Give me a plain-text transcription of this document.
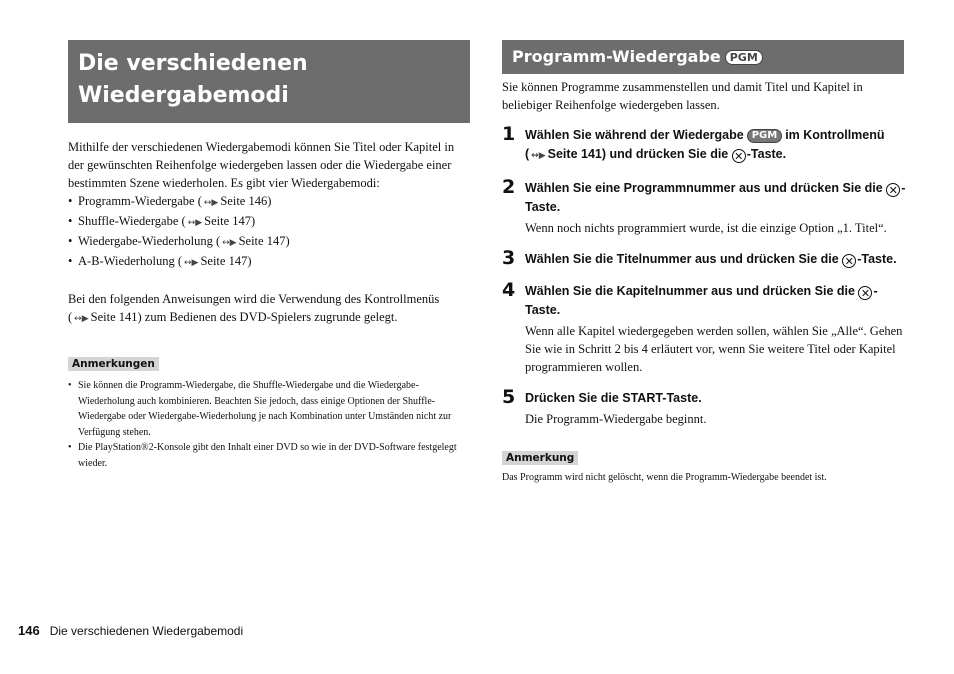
Die verschiedenen Wiedergabemodi
Programm-Wiedergabe PGM

Mithilfe der verschiedenen Wiedergabemodi können Sie Titel oder Kapitel in der gewünschten Reihenfolge wiedergeben lassen oder die Wiedergabe einer bestimmten Szene wiederholen. Es gibt vier Wiedergabemodi:

• Programm-Wiedergabe ( ↔▶ Seite 146)
• Shuffle-Wiedergabe ( ↔▶ Seite 147)
• Wiedergabe-Wiederholung ( ↔▶ Seite 147)
• A-B-Wiederholung ( ↔▶ Seite 147)

Bei den folgenden Anweisungen wird die Verwendung des Kontrollmenüs ( ↔▶ Seite 141) zum Bedienen des DVD-Spielers zugrunde gelegt.

Anmerkungen
• Sie können die Programm-Wiedergabe, die Shuffle-Wiedergabe und die Wiedergabe-Wiederholung auch kombinieren. Beachten Sie jedoch, dass einige Optionen der Shuffle-Wiedergabe oder Wiedergabe-Wiederholung je nach Kombination unter Umständen nicht zur Verfügung stehen.
• Die PlayStation®2-Konsole gibt den Inhalt einer DVD so wie in der DVD-Software festgelegt wieder.

Sie können Programme zusammenstellen und damit Titel und Kapitel in beliebiger Reihenfolge wiedergeben lassen.

1 Wählen Sie während der Wiedergabe PGM im Kontrollmenü ( ↔▶ Seite 141) und drücken Sie die ✕ -Taste.
2 Wählen Sie eine Programmnummer aus und drücken Sie die ✕ -Taste.
Wenn noch nichts programmiert wurde, ist die einzige Option „1. Titel“.
3 Wählen Sie die Titelnummer aus und drücken Sie die ✕ -Taste.
4 Wählen Sie die Kapitelnummer aus und drücken Sie die ✕ -Taste.
Wenn alle Kapitel wiedergegeben werden sollen, wählen Sie „Alle“. Gehen Sie wie in Schritt 2 bis 4 erläutert vor, wenn Sie weitere Titel oder Kapitel programmieren wollen.
5 Drücken Sie die START-Taste.
Die Programm-Wiedergabe beginnt.
Anmerkung
Das Programm wird nicht gelöscht, wenn die Programm-Wiedergabe beendet ist.
146 Die verschiedenen Wiedergabemodi
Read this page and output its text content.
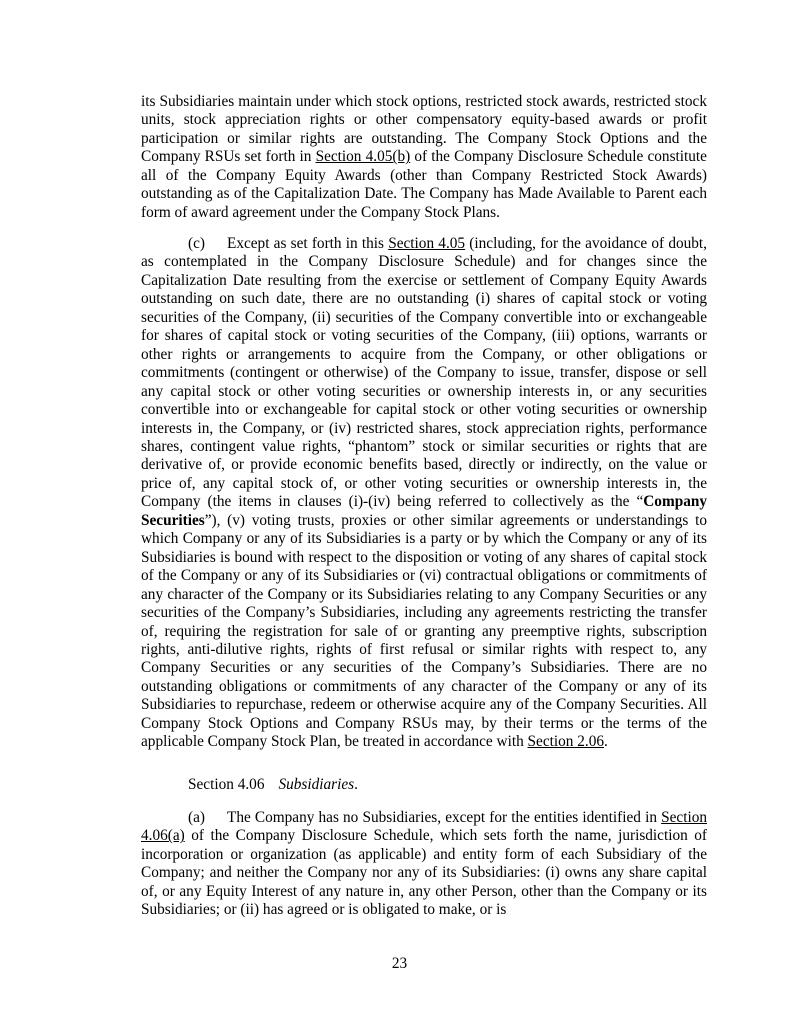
its Subsidiaries maintain under which stock options, restricted stock awards, restricted stock units, stock appreciation rights or other compensatory equity-based awards or profit participation or similar rights are outstanding. The Company Stock Options and the Company RSUs set forth in Section 4.05(b) of the Company Disclosure Schedule constitute all of the Company Equity Awards (other than Company Restricted Stock Awards) outstanding as of the Capitalization Date. The Company has Made Available to Parent each form of award agreement under the Company Stock Plans.

(c) Except as set forth in this Section 4.05 (including, for the avoidance of doubt, as contemplated in the Company Disclosure Schedule) and for changes since the Capitalization Date resulting from the exercise or settlement of Company Equity Awards outstanding on such date, there are no outstanding (i) shares of capital stock or voting securities of the Company, (ii) securities of the Company convertible into or exchangeable for shares of capital stock or voting securities of the Company, (iii) options, warrants or other rights or arrangements to acquire from the Company, or other obligations or commitments (contingent or otherwise) of the Company to issue, transfer, dispose or sell any capital stock or other voting securities or ownership interests in, or any securities convertible into or exchangeable for capital stock or other voting securities or ownership interests in, the Company, or (iv) restricted shares, stock appreciation rights, performance shares, contingent value rights, “phantom” stock or similar securities or rights that are derivative of, or provide economic benefits based, directly or indirectly, on the value or price of, any capital stock of, or other voting securities or ownership interests in, the Company (the items in clauses (i)-(iv) being referred to collectively as the “Company Securities”), (v) voting trusts, proxies or other similar agreements or understandings to which Company or any of its Subsidiaries is a party or by which the Company or any of its Subsidiaries is bound with respect to the disposition or voting of any shares of capital stock of the Company or any of its Subsidiaries or (vi) contractual obligations or commitments of any character of the Company or its Subsidiaries relating to any Company Securities or any securities of the Company’s Subsidiaries, including any agreements restricting the transfer of, requiring the registration for sale of or granting any preemptive rights, subscription rights, anti-dilutive rights, rights of first refusal or similar rights with respect to, any Company Securities or any securities of the Company’s Subsidiaries. There are no outstanding obligations or commitments of any character of the Company or any of its Subsidiaries to repurchase, redeem or otherwise acquire any of the Company Securities. All Company Stock Options and Company RSUs may, by their terms or the terms of the applicable Company Stock Plan, be treated in accordance with Section 2.06.

Section 4.06 Subsidiaries.

(a) The Company has no Subsidiaries, except for the entities identified in Section 4.06(a) of the Company Disclosure Schedule, which sets forth the name, jurisdiction of incorporation or organization (as applicable) and entity form of each Subsidiary of the Company; and neither the Company nor any of its Subsidiaries: (i) owns any share capital of, or any Equity Interest of any nature in, any other Person, other than the Company or its Subsidiaries; or (ii) has agreed or is obligated to make, or is

23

□ □ □ □ □

WHAT IS REQUIRED: In the records above, find each line holding "text" and copy it.

SOLUTION TO THIS TASK:
Give me a plain-text transcription of this document.
Read this page and output its text content.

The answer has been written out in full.